Source document:
══════════════════════════════
Antar Laniyan  is a Nigerian veteran actor, film producer, and director.

Early life
Laniyan was born in Osogbo, the capital of Osun State southwestern Nigeria. He attended Baptist secondary school were he obtained is (WAEC) certificate in Lagos State before he later proceeded to the University of Ibadan where he obtained a Bachelor of Arts degree in theatre arts.

Career
Laniyan began acting in 1981 and the first major role he played as a professional actor was the role of a "major general" in a film titled Everybody wants to know during his days at the Kakaki Art Squad.
He has featured in several Nigerian films including Sango, a film scripted by Wale Ogunyemi and produced by Obafemi Lasode.
He was the director of the first episode of Super Story, the award-winning Nigerian soap opera produced by Wale Adenuga in the year 2000. He also directed Oh Father Oh Daughter and This Life produced from the stable of Wale Adenuga Production.
══════════════════════════════
Extracted entries:
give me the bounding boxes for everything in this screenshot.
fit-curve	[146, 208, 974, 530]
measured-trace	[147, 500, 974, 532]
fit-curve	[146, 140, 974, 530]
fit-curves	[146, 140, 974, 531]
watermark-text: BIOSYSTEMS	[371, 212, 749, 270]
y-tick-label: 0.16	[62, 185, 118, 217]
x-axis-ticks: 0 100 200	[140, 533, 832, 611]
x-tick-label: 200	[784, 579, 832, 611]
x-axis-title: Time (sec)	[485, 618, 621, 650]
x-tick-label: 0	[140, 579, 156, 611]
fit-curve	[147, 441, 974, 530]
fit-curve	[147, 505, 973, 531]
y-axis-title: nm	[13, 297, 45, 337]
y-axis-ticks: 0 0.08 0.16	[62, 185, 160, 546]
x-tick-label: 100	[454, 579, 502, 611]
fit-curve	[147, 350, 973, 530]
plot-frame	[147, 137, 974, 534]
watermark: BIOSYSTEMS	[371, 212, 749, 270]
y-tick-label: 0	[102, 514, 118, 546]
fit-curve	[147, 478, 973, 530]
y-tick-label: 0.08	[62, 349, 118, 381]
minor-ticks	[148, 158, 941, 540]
══════════════════════════════
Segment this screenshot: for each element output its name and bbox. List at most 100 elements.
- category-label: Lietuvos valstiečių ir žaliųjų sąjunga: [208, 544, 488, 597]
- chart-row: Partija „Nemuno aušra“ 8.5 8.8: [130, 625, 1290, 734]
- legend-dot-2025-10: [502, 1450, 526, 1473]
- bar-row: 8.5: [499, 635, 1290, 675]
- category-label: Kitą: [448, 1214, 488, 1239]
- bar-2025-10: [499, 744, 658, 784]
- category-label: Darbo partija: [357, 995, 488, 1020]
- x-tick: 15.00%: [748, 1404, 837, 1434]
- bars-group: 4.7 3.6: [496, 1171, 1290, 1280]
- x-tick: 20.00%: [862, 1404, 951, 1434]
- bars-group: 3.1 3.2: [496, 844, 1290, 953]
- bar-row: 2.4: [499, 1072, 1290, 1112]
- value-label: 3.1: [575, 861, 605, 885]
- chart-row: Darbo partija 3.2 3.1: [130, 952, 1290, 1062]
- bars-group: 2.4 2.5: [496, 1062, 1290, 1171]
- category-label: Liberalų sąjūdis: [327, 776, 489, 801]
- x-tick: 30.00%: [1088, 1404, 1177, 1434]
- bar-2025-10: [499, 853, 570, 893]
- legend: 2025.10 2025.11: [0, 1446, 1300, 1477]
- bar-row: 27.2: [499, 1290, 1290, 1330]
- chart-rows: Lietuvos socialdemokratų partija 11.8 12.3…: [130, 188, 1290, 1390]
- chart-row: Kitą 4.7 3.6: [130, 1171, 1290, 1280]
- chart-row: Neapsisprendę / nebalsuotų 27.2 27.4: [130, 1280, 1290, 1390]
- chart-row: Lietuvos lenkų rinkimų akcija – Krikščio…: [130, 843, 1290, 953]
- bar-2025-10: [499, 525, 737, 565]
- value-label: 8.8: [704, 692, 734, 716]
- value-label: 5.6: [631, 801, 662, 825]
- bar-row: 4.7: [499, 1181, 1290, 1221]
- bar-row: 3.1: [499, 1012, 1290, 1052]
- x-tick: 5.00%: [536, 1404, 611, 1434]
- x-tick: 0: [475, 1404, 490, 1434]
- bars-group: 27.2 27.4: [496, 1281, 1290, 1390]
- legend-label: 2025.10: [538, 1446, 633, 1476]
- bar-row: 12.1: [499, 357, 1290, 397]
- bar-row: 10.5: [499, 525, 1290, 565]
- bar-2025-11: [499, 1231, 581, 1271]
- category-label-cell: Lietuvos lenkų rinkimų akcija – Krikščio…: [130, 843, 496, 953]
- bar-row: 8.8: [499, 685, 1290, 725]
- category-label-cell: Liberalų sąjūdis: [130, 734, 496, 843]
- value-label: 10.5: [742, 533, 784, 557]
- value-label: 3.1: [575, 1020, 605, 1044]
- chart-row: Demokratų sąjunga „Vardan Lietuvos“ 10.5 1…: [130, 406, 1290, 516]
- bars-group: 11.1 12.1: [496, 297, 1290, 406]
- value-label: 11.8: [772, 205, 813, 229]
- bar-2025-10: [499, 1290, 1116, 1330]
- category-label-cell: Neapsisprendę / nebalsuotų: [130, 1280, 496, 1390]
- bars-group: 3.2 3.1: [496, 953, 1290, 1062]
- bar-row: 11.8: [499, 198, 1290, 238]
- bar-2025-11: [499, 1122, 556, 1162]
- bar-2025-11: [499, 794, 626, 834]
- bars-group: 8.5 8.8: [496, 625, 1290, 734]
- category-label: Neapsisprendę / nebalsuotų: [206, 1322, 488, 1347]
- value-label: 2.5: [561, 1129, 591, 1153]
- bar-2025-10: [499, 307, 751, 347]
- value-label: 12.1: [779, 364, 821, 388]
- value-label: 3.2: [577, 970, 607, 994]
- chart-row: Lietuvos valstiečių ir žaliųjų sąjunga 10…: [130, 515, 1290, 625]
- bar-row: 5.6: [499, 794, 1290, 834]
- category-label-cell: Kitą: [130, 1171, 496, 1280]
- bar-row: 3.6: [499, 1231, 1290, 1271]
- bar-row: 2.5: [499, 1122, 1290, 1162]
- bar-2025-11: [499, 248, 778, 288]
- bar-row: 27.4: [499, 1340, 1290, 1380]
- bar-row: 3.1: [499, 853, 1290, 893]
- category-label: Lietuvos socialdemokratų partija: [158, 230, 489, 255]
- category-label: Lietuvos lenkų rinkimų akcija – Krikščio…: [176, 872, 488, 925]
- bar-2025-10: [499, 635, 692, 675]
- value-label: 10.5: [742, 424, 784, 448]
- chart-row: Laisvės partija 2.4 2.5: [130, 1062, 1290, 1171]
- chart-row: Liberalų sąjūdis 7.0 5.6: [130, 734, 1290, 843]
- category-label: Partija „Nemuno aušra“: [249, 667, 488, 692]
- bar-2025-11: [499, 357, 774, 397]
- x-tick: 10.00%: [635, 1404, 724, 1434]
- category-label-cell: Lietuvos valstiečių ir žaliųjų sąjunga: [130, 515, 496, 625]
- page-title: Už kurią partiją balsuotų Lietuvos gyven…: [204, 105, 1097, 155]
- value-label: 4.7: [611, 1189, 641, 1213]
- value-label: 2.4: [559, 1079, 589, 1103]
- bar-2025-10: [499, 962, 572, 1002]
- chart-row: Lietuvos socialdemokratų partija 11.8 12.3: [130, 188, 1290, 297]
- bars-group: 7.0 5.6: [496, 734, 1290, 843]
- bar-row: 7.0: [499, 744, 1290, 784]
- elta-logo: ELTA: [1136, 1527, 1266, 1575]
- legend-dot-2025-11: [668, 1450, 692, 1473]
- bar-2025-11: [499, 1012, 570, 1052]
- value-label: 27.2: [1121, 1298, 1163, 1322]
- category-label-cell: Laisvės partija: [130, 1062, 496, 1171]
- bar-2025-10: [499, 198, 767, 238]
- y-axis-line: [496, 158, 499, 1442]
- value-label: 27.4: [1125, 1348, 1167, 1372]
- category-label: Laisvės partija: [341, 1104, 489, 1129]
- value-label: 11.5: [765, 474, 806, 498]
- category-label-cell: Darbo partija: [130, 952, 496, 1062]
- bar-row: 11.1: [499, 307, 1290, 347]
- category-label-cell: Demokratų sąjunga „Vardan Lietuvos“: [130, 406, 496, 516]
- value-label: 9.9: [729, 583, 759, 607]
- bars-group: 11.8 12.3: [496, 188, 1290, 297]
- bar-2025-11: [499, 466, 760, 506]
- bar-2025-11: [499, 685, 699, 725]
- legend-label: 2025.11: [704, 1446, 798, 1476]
══════════════════════════════
Requests:
• A. Name every film or series title that appears in the actor biography.
• B. Rewrite the listing section that opens with the line containing "give me the" and closes with the line containing "579, 832, 611]", substituting "overlay-text" for "watermark-text" and keeping all else the same.
The biography and the two listing blocks come from unrelated sources.

Solutions:
• A. Everybody wants to know, Sango, Super Story, Oh Father Oh Daughter, This Life

• B.
give me the bounding boxes for everything in this screenshot.
fit-curve	[146, 208, 974, 530]
measured-trace	[147, 500, 974, 532]
fit-curve	[146, 140, 974, 530]
fit-curves	[146, 140, 974, 531]
overlay-text: BIOSYSTEMS	[371, 212, 749, 270]
y-tick-label: 0.16	[62, 185, 118, 217]
x-axis-ticks: 0 100 200	[140, 533, 832, 611]
x-tick-label: 200	[784, 579, 832, 611]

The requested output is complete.